**What you are asked to do**
Copy, pictures aside: the lines below from the one that holds "Output a JSON" through the final line of the listing, both ends included, exactly as they are and nothing else.

**Task inputs**
------------------------------------------------------------------------
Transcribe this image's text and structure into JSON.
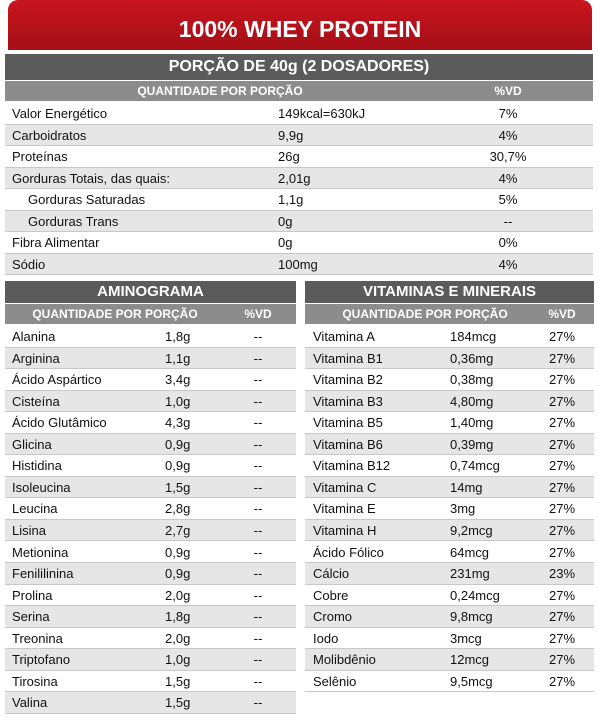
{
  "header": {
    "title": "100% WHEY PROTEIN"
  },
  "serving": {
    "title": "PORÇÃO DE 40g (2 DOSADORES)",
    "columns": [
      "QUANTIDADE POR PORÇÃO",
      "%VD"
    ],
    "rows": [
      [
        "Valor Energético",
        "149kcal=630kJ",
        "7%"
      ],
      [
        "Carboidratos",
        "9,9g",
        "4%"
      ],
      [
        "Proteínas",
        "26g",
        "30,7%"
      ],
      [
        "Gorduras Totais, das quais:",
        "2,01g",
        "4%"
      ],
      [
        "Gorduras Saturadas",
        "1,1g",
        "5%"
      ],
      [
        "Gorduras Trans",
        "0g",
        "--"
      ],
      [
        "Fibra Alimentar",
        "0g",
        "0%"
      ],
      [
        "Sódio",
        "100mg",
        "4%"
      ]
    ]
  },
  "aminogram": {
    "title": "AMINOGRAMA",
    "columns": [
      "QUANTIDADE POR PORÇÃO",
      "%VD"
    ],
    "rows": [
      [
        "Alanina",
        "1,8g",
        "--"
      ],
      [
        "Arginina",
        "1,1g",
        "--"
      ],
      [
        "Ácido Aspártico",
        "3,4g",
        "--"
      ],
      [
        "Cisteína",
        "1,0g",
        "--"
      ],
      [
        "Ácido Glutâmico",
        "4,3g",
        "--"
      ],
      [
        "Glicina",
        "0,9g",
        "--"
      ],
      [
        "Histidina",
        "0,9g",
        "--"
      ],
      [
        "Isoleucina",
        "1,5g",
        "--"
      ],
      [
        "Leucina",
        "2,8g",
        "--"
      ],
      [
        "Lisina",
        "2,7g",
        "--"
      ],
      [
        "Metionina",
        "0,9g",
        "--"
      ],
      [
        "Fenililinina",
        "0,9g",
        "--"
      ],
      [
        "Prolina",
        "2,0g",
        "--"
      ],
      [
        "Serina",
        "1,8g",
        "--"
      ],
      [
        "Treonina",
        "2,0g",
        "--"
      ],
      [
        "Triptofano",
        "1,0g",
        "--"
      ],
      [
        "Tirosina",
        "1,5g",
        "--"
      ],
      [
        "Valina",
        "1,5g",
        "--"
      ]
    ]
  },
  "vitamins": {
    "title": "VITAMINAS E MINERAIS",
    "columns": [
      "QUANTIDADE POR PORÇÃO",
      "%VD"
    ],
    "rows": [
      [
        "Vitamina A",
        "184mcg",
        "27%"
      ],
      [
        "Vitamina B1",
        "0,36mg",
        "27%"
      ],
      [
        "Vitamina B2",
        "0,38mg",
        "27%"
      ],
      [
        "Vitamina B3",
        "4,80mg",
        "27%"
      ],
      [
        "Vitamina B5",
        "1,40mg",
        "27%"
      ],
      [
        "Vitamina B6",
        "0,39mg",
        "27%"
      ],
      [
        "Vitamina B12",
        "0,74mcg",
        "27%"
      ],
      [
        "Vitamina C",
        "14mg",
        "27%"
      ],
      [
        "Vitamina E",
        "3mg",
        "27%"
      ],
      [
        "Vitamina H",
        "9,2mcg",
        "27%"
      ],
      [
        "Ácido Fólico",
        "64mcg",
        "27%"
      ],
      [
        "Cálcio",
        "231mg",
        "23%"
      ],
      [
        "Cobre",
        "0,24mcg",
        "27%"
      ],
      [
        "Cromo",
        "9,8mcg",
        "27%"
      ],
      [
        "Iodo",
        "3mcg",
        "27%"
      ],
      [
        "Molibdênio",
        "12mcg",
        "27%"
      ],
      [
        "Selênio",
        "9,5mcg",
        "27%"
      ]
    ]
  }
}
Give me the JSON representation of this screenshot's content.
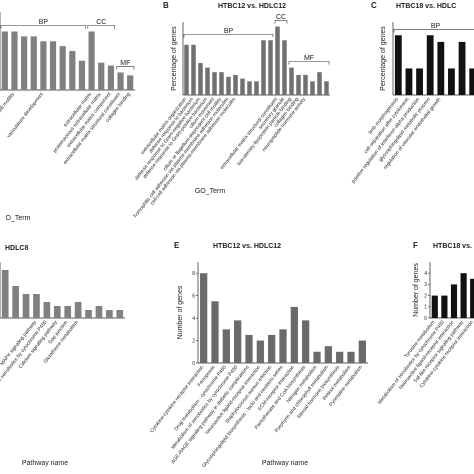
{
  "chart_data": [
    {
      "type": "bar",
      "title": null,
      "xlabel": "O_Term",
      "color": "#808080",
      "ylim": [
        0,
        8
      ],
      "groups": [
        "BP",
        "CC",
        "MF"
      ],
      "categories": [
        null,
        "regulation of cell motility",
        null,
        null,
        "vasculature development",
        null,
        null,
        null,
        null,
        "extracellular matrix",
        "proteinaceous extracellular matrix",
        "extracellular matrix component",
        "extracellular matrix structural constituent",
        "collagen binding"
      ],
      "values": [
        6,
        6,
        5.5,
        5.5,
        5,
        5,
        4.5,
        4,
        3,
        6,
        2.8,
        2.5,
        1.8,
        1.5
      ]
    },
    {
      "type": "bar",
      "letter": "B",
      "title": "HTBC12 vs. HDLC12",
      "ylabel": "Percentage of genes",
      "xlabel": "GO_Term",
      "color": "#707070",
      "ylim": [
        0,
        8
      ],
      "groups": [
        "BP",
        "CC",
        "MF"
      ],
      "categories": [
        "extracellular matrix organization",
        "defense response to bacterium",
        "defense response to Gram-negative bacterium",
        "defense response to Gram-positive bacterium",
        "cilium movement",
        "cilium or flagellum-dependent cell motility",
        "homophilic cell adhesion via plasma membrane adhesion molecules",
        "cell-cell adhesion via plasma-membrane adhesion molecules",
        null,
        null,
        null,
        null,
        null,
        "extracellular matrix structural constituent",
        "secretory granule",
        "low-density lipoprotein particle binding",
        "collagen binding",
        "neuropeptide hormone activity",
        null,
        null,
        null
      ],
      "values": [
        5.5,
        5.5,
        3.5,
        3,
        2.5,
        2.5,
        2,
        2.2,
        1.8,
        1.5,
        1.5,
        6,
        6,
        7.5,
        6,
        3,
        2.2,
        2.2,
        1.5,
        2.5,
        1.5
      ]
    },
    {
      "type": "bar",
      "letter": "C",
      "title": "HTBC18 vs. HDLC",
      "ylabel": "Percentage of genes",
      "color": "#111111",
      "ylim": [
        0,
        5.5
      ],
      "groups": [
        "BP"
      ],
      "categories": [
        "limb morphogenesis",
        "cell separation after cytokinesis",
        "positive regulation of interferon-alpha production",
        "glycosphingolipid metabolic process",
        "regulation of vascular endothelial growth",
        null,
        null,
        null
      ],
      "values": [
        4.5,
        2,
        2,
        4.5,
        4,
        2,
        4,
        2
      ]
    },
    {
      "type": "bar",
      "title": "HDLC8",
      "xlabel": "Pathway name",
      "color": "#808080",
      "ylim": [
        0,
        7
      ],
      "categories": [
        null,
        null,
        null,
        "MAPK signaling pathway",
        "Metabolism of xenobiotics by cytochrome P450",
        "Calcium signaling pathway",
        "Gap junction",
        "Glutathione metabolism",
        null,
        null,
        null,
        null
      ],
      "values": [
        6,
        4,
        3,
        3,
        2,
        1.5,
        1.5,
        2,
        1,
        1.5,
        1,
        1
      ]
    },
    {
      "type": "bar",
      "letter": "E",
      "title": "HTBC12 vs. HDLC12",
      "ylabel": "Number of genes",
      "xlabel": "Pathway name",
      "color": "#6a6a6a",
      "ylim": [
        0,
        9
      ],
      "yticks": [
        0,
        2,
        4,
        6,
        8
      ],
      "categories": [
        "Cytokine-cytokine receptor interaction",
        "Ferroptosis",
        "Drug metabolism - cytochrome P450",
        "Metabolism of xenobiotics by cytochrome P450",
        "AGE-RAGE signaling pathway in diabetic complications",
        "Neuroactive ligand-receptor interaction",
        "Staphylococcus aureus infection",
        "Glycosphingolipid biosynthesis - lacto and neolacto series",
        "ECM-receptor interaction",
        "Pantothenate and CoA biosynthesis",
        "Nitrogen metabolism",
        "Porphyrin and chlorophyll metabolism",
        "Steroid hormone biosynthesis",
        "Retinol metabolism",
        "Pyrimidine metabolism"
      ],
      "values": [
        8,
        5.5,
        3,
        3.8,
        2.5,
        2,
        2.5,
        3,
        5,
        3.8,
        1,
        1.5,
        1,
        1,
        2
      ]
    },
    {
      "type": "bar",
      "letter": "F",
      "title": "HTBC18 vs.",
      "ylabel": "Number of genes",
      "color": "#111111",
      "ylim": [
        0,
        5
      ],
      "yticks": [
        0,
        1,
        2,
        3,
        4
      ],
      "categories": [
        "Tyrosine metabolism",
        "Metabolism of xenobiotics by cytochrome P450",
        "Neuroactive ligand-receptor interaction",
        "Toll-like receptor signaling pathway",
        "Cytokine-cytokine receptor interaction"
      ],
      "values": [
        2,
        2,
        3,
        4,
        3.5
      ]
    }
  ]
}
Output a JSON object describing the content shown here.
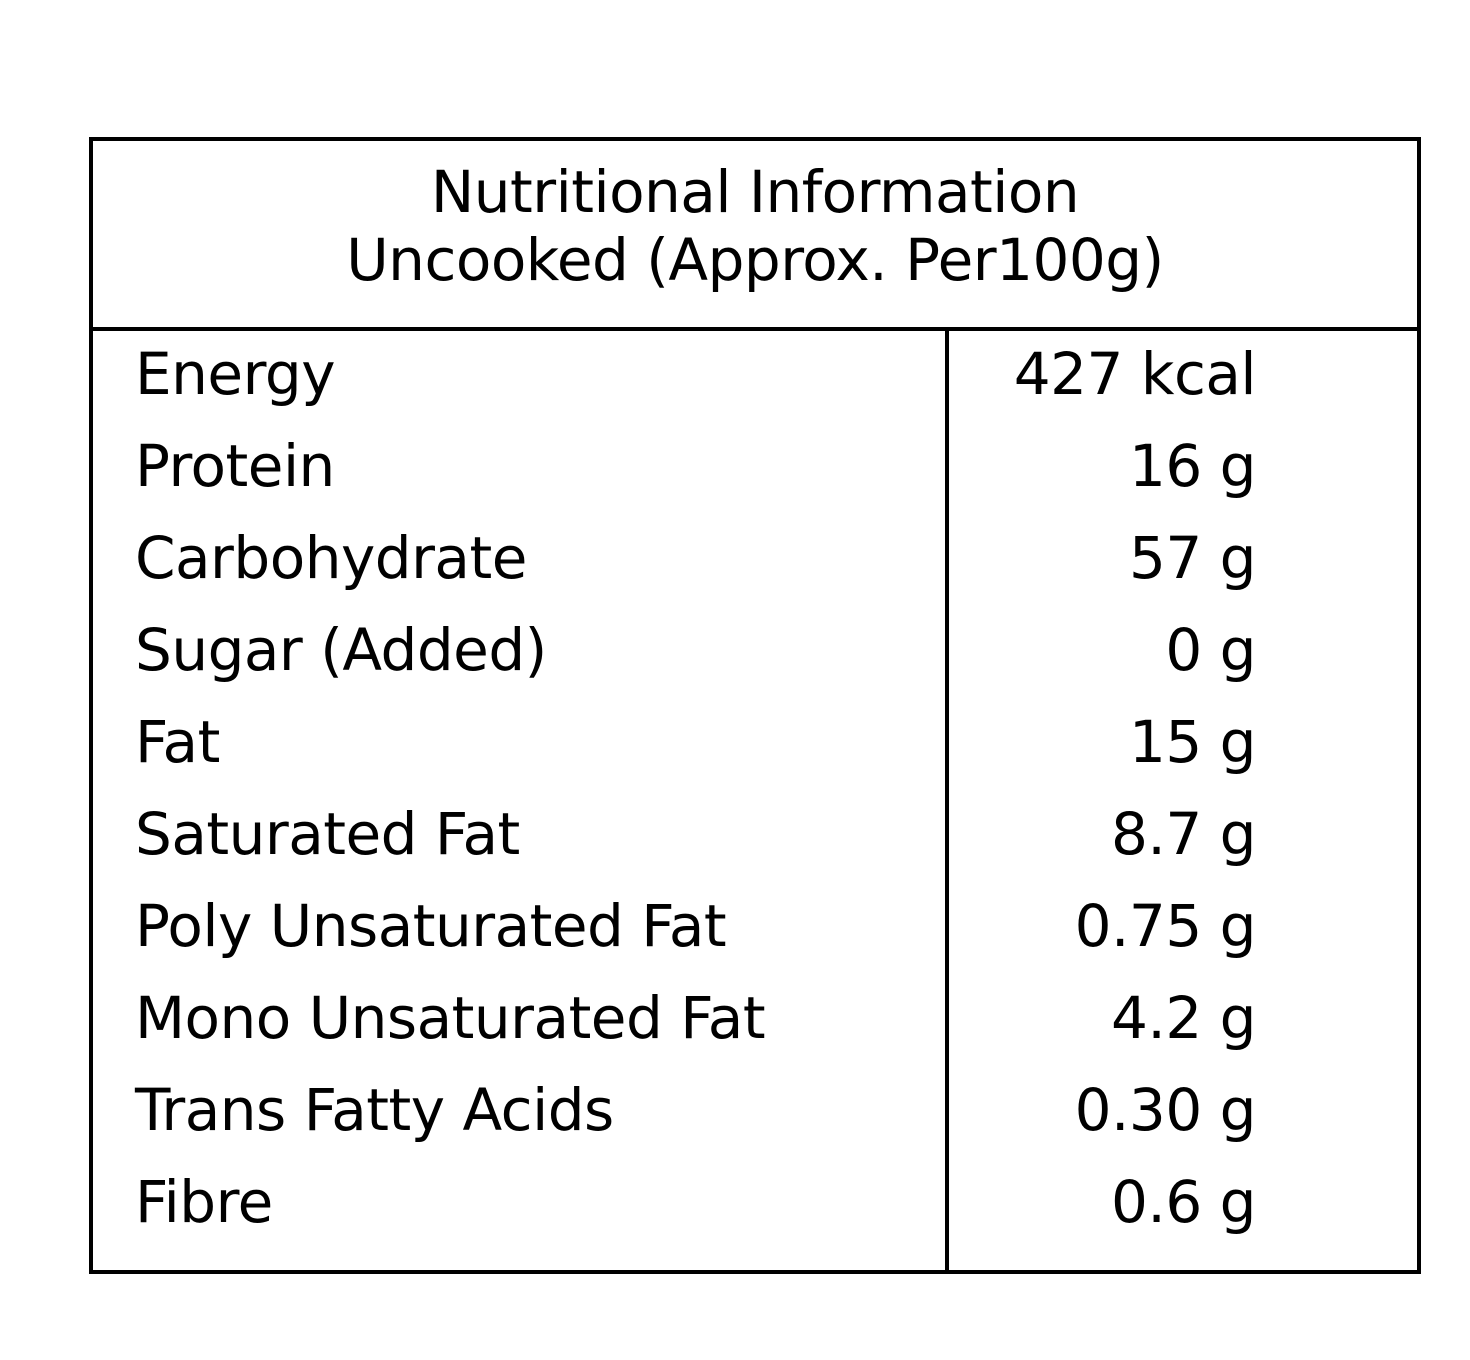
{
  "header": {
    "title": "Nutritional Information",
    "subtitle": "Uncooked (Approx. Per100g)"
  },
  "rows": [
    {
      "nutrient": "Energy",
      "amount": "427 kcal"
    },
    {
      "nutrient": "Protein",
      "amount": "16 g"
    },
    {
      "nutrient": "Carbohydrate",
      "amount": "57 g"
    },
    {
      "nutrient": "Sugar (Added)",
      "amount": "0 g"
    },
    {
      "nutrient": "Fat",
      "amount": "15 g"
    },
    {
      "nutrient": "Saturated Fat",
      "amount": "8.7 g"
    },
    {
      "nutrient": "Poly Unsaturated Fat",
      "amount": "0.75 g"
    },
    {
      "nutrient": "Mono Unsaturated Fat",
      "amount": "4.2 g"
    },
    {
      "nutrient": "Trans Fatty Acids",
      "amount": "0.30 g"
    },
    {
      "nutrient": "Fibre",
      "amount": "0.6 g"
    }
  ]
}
------------------------------------------------------------------------
**Reply**
Output a JSON object describing the content shown here.
{
  "header": {
    "title": "Nutritional Information",
    "subtitle": "Uncooked (Approx. Per100g)"
  },
  "rows": [
    {
      "nutrient": "Energy",
      "amount": "427 kcal"
    },
    {
      "nutrient": "Protein",
      "amount": "16 g"
    },
    {
      "nutrient": "Carbohydrate",
      "amount": "57 g"
    },
    {
      "nutrient": "Sugar (Added)",
      "amount": "0 g"
    },
    {
      "nutrient": "Fat",
      "amount": "15 g"
    },
    {
      "nutrient": "Saturated Fat",
      "amount": "8.7 g"
    },
    {
      "nutrient": "Poly Unsaturated Fat",
      "amount": "0.75 g"
    },
    {
      "nutrient": "Mono Unsaturated Fat",
      "amount": "4.2 g"
    },
    {
      "nutrient": "Trans Fatty Acids",
      "amount": "0.30 g"
    },
    {
      "nutrient": "Fibre",
      "amount": "0.6 g"
    }
  ]
}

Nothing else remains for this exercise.